Figure 1 Flow chart for patient selection and study design.


Combination drugs in all NCRT regimens were based on capecitabine, uracil-tegafur, or intravenous 5-fluorouracil. All patients were treated with intensity-modulated radiotherapy consisting of seven coplanar fields with 10-MV photons. The total dose applied to the pelvis was 45 Gy administered in 25 fractions over 5 weeks. The gross tumor and metastatic pelvic lymph nodes were boosted by applying a dose of 5.4 Gy divided into 3 fractions. Although not yet a standard treatment, intensity-modulated radiotherapy may help reduce treatment-related toxicities without compromising response rates (21).

Pathological assessment

After TME, each patient’s pathological response was assessed according to the Dworak tumor regression grade (TRG) (22). Patients with TRG3 and TRG4 were considered to have favorable responses to NCRT, and those with TRG4 were considered to have pCR. Patients with TRG0, TRG1, and TRG2 were considered poor responders.

WHAT TO PRODUCE: Write a continuation of the text on rectal cancer treatment and pathological response, picking up after its final sentence. The records that come next are separate material with no connection to the rectal cancer text.

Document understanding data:
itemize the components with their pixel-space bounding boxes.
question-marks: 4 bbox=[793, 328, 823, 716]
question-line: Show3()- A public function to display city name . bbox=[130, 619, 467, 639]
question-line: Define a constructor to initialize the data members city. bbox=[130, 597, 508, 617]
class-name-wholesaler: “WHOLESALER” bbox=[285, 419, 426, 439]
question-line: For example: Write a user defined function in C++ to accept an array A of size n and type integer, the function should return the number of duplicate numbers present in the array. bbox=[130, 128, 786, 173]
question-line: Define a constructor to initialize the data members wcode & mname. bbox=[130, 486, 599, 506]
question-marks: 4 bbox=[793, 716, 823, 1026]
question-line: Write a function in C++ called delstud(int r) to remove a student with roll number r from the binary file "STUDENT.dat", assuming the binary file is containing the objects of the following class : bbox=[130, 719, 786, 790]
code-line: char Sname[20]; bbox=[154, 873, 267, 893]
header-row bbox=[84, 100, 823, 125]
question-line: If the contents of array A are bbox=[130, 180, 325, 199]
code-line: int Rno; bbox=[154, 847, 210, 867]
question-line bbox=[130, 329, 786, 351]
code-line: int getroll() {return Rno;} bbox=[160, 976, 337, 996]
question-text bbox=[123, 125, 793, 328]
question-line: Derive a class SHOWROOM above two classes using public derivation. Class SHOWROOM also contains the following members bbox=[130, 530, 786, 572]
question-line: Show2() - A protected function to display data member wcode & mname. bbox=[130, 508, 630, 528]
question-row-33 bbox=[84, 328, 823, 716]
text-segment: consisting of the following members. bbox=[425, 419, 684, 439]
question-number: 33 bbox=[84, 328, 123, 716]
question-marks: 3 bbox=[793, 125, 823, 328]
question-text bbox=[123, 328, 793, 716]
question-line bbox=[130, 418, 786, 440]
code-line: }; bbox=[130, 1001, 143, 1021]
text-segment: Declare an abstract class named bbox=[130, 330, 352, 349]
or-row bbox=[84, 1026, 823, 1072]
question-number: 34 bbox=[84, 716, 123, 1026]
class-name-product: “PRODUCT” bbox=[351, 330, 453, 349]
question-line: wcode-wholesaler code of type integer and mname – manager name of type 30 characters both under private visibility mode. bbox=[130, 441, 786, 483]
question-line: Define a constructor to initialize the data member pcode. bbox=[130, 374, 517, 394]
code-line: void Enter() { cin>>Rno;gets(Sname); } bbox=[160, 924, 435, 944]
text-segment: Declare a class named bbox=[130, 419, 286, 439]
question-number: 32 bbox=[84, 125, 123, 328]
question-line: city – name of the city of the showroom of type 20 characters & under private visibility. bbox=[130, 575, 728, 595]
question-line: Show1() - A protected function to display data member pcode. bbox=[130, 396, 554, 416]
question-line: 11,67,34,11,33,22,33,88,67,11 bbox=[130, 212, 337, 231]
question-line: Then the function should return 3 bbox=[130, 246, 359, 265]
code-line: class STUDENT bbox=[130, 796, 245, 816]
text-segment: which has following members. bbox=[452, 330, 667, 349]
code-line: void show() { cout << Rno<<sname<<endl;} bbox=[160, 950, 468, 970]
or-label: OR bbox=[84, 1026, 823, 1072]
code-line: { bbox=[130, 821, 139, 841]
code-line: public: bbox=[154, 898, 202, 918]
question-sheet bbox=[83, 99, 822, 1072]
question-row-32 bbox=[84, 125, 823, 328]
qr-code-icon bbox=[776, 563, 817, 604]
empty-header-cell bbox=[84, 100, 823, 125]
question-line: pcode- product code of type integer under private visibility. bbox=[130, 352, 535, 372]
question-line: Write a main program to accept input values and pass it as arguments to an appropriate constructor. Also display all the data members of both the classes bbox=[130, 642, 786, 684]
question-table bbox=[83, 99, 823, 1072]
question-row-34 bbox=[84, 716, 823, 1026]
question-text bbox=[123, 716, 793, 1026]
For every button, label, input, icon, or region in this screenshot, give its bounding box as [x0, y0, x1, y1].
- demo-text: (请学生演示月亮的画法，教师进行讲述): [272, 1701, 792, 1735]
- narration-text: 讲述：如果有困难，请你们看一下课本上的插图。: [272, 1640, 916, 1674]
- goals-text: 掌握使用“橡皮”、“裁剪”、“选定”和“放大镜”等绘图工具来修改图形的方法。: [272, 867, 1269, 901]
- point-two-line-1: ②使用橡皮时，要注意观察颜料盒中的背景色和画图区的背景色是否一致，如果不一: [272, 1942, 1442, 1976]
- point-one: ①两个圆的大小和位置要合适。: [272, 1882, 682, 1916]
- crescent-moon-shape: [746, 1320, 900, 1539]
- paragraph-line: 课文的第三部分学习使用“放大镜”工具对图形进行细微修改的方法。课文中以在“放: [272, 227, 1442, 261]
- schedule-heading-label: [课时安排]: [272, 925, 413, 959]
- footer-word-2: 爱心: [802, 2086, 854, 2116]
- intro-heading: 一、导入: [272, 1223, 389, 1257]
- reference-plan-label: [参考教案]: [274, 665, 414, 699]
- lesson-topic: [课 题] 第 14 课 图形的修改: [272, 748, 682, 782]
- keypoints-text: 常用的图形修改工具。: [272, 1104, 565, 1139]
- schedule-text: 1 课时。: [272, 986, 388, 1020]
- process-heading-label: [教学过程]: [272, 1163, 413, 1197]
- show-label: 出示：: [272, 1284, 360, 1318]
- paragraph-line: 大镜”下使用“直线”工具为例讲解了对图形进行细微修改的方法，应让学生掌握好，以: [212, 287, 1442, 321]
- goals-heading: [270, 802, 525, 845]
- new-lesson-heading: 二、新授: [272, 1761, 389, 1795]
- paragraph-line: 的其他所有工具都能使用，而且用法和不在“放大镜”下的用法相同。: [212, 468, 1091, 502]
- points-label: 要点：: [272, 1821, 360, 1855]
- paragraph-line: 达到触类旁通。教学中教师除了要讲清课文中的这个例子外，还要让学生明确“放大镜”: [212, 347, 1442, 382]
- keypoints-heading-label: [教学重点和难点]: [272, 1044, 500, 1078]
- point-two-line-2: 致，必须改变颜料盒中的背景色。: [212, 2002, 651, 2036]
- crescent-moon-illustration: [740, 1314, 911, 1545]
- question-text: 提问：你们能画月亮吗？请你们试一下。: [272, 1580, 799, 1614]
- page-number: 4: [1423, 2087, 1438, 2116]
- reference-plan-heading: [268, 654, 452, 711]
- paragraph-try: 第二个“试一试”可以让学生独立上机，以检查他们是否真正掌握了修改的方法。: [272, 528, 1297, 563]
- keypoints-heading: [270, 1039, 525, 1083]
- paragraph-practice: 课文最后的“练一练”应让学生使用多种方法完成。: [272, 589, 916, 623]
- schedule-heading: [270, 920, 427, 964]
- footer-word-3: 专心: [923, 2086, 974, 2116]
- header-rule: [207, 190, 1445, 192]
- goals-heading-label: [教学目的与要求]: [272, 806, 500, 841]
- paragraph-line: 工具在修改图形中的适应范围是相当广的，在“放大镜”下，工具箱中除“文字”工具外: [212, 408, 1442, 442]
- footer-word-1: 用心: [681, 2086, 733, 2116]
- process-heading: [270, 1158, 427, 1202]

TASK RESPONSE:
PET/CT image acquisition

Patients received PET/CT for pretreatment staging and subsequently underwent primary tumor resection. Patients fasted for at least 4 h prior to [18F]FDG-PET/CT imaging to minimize the effect of serum glucose levels on acquired images. Images were captured using a PET/CT scanner (PET/CT-16 slice, Discovery STE, GE Medical System, Milwaukee, WI, USA) approximately 60 min after 370 MBq of [18F]FDG was administered to patients. Patients were requested to rest during the uptake period. PET/CT commenced with the acquisition of a CT topogram to define the axial examination range. PET images were acquired after CT scans at 2 min per field of view (FOV) in the three-dimensional (3D) acquisition mode with an 11-slice overlap at the FOV borders. The CT images were reconstructed onto a 512×512 matrix and converted into a 128×128 matrix, yielding 511-keV-equivalent attenuation factors for correcting the attenuation of the corresponding PET images. The PET images were then reconstructed through iterative algorithms (3D ordered-subset expectation maximization, 20 iterations, 2 subsets) for attenuation correction using a 3.27-mm transaxial slice thickness covering the head to the upper thighs for further interpretation. A 3-mm full width at half maximum Gaussian filter was applied after reconstruction. The matrix size was 128 voxels × 128 voxels × length of interest, and the voxel size was 5.47×5.47×3.27 mm3.

The [18F]FDG-PET data were input into Advantage Workstation (Ver. 4.4, GE Healthcare), and images were reviewed to localize target lesions. The derived results were confirmed by two nuclear medicine physicians. The PET/CT workstation enabled quantifying [18F]FDG uptake for SUV. This procedure was detailed in our previous report (23).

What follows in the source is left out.